[Given instruction]:
Each line containing the word "Transfer" must be reported.
----------
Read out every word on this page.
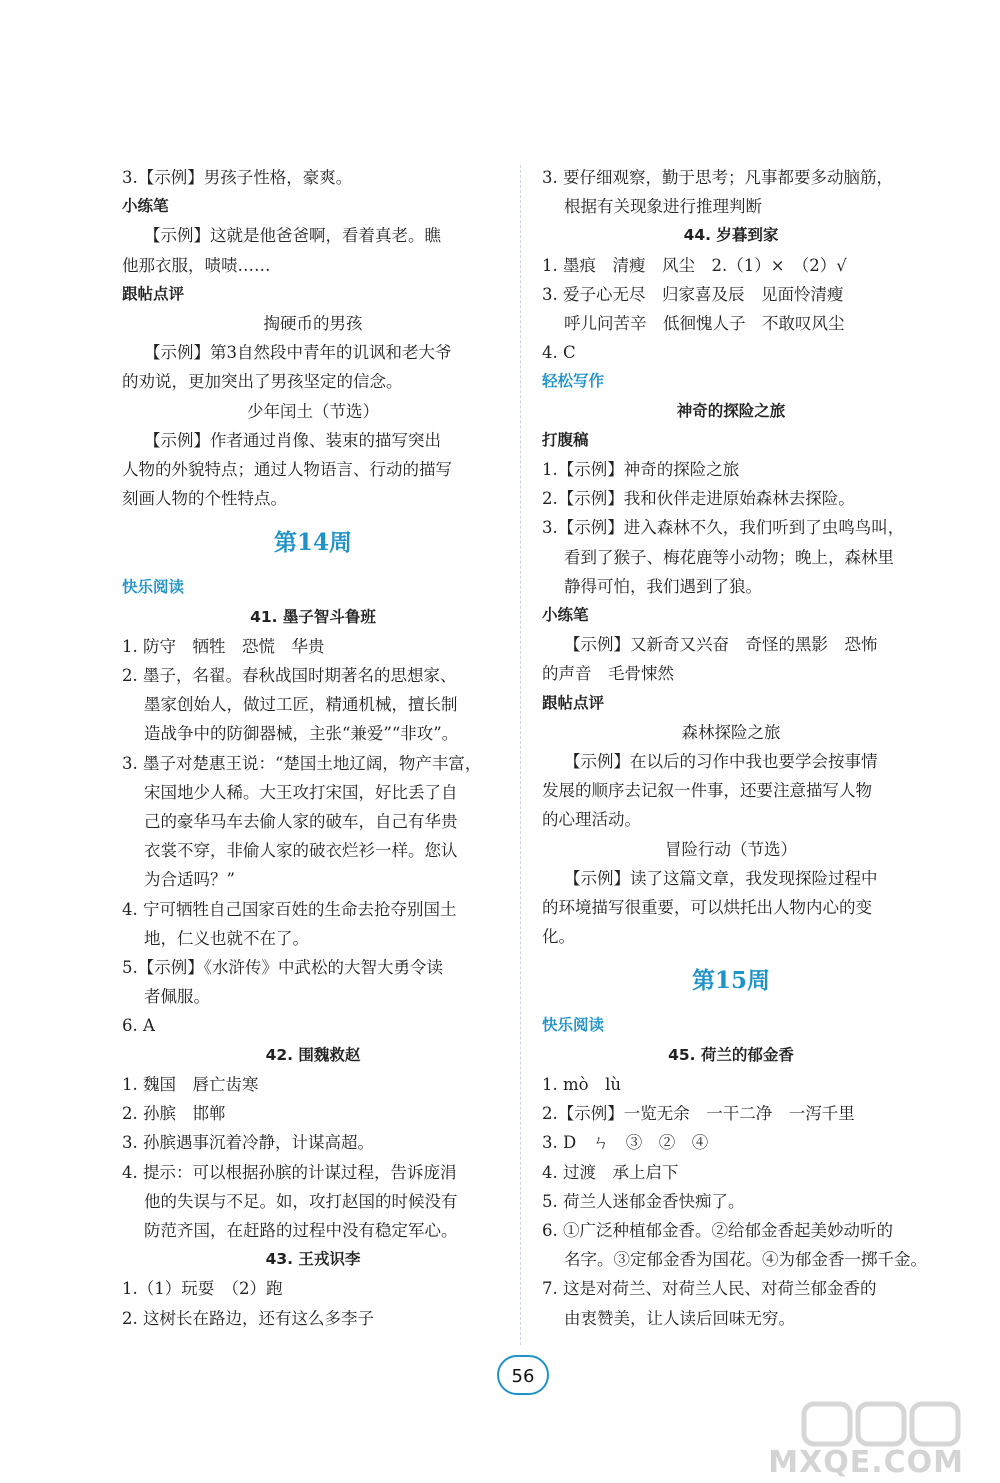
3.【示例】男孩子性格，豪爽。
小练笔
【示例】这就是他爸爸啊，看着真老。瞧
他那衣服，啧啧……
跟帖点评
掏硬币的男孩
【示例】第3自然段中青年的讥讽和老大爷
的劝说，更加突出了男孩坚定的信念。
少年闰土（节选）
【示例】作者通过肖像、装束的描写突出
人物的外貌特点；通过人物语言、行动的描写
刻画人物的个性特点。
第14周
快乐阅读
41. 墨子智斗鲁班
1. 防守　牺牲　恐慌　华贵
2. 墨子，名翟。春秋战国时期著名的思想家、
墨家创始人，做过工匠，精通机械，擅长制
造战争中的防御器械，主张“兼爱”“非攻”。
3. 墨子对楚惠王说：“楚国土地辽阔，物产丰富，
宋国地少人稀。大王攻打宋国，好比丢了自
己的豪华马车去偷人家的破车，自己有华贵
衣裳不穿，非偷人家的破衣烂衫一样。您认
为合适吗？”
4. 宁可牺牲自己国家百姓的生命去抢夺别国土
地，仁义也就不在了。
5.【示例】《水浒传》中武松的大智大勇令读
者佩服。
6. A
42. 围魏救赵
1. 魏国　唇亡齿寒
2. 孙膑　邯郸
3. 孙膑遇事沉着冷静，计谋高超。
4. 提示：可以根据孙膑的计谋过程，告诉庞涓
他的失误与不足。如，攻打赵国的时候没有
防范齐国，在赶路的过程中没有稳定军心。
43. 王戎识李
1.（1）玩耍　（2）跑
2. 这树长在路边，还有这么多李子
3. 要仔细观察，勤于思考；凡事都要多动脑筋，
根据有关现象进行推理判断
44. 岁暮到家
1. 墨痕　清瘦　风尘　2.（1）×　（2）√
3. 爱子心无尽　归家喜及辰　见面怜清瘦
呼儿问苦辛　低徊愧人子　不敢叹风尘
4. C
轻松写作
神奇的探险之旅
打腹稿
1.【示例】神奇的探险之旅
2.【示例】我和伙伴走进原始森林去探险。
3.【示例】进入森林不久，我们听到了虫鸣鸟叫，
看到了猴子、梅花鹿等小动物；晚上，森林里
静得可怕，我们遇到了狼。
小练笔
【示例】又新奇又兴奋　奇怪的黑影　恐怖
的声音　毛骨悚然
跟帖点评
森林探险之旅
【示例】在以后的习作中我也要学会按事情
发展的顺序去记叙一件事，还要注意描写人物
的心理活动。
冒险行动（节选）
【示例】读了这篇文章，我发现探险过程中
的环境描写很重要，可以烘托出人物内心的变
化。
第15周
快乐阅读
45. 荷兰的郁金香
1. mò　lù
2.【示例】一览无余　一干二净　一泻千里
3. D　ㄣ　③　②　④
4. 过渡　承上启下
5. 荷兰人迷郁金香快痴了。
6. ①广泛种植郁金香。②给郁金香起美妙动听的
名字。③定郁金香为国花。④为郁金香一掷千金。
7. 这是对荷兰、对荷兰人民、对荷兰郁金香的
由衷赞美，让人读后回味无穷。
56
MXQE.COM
----------
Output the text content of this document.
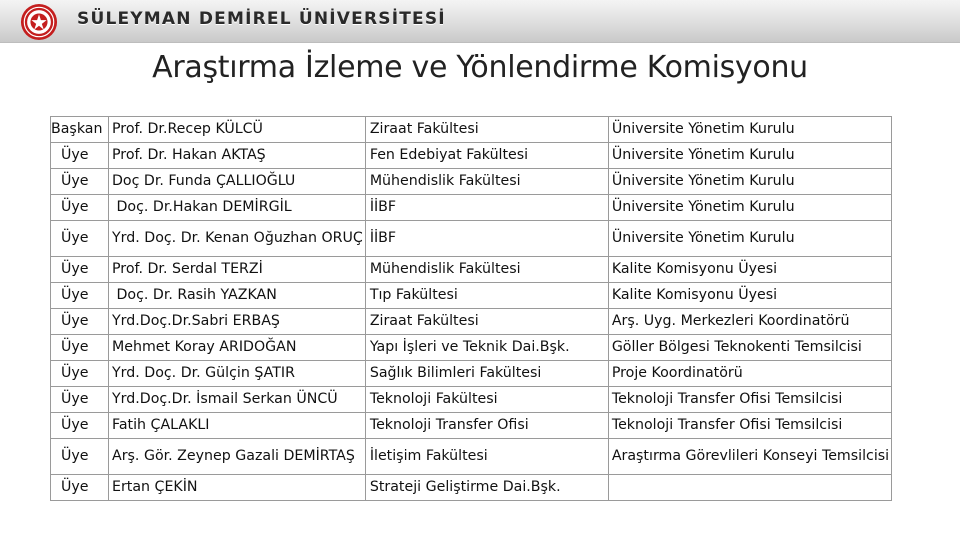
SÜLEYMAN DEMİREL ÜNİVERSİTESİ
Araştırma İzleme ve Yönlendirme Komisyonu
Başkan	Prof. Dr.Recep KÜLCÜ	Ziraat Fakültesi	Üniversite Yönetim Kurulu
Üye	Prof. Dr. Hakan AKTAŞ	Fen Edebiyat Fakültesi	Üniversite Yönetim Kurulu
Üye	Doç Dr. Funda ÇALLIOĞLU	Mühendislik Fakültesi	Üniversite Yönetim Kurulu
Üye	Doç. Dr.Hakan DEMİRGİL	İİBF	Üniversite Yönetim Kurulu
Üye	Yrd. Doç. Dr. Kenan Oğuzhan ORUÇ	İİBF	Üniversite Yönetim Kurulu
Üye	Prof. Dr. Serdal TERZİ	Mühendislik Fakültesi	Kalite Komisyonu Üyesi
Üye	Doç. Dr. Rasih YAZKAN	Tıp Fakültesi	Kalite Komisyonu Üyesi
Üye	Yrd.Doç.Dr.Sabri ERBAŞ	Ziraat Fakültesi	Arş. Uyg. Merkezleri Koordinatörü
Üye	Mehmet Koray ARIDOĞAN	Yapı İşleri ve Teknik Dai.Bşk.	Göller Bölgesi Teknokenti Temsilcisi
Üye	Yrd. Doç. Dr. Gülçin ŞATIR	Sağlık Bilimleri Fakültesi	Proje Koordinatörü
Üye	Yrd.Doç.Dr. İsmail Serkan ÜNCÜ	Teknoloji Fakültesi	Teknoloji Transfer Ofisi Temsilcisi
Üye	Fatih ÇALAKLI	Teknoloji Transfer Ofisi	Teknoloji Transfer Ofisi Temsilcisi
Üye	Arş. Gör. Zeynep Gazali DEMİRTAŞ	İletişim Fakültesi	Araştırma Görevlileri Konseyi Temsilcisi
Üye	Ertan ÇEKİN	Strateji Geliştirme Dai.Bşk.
----------
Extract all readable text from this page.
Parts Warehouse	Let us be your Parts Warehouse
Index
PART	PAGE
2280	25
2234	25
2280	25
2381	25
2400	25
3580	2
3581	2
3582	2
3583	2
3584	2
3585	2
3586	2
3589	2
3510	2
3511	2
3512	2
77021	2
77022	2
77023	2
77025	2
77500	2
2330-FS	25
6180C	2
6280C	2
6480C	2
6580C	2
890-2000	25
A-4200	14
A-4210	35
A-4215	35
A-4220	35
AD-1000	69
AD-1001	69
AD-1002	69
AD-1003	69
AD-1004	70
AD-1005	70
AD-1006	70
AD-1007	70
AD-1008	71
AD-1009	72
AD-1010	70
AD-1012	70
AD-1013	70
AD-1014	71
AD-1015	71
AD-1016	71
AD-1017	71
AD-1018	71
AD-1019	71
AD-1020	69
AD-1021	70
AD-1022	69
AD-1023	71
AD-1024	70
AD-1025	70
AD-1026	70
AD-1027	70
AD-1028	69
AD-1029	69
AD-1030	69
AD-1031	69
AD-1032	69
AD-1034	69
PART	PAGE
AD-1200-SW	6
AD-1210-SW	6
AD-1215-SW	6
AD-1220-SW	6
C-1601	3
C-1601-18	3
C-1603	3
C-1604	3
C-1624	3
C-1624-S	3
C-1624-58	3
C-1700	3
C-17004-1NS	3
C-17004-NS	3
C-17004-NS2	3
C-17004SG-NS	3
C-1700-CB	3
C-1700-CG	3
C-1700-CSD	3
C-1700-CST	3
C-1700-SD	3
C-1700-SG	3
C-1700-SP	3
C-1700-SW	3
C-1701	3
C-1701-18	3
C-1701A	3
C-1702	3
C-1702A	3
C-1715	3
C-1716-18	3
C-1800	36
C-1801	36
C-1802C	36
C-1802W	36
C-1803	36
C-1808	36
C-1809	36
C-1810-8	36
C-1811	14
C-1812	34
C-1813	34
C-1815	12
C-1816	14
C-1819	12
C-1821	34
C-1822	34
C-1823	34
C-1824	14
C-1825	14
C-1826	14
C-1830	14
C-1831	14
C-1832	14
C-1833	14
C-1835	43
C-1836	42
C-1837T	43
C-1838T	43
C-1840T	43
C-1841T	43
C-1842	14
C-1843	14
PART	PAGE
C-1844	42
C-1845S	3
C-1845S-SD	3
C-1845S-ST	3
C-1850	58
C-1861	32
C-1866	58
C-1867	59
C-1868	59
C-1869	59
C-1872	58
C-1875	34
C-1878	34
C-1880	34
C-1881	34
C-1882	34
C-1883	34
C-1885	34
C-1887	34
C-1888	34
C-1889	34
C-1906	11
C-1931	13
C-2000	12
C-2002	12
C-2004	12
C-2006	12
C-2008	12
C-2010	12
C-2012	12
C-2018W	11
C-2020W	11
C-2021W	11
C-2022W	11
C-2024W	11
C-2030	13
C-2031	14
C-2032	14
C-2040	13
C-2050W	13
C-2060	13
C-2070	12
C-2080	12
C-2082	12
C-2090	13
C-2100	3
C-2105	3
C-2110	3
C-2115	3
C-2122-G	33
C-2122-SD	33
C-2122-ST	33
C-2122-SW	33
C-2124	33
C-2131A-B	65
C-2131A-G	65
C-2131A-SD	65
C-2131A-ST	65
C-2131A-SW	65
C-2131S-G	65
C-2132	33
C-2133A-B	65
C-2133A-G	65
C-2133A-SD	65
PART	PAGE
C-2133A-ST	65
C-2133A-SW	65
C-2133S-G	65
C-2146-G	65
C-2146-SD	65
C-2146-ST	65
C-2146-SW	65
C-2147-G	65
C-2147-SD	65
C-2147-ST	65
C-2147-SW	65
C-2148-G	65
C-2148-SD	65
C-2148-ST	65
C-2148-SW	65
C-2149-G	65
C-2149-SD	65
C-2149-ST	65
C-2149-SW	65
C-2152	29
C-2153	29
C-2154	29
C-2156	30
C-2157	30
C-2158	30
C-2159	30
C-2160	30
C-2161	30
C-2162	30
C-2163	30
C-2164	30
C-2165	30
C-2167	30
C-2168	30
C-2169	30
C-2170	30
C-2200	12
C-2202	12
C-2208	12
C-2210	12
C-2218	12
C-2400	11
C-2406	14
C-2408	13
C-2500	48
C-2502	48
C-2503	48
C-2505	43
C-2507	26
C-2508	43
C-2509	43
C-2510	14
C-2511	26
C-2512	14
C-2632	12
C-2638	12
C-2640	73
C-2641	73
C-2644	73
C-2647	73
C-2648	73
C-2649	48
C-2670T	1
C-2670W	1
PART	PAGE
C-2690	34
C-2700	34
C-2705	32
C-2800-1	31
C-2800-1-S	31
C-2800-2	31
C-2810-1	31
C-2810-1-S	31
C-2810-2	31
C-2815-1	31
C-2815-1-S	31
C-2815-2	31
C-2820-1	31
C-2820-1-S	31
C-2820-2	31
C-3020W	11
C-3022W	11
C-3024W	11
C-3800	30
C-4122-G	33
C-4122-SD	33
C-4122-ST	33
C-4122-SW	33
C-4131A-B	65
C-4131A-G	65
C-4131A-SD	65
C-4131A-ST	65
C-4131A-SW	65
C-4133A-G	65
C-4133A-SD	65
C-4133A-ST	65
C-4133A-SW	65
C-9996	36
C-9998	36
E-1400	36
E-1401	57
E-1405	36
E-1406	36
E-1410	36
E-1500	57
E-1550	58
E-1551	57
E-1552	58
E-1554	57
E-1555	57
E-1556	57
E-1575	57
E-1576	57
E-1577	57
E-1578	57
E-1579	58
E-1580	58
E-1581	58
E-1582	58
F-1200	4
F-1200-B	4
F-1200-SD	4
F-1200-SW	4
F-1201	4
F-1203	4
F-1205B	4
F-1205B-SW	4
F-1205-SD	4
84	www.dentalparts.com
----------
[Exercise solution]:
Üye	Yrd.Doç.Dr. İsmail Serkan ÜNCÜ	Teknoloji Fakültesi	Teknoloji Transfer Ofisi Temsilcisi
Üye	Fatih ÇALAKLI	Teknoloji Transfer Ofisi	Teknoloji Transfer Ofisi Temsilcisi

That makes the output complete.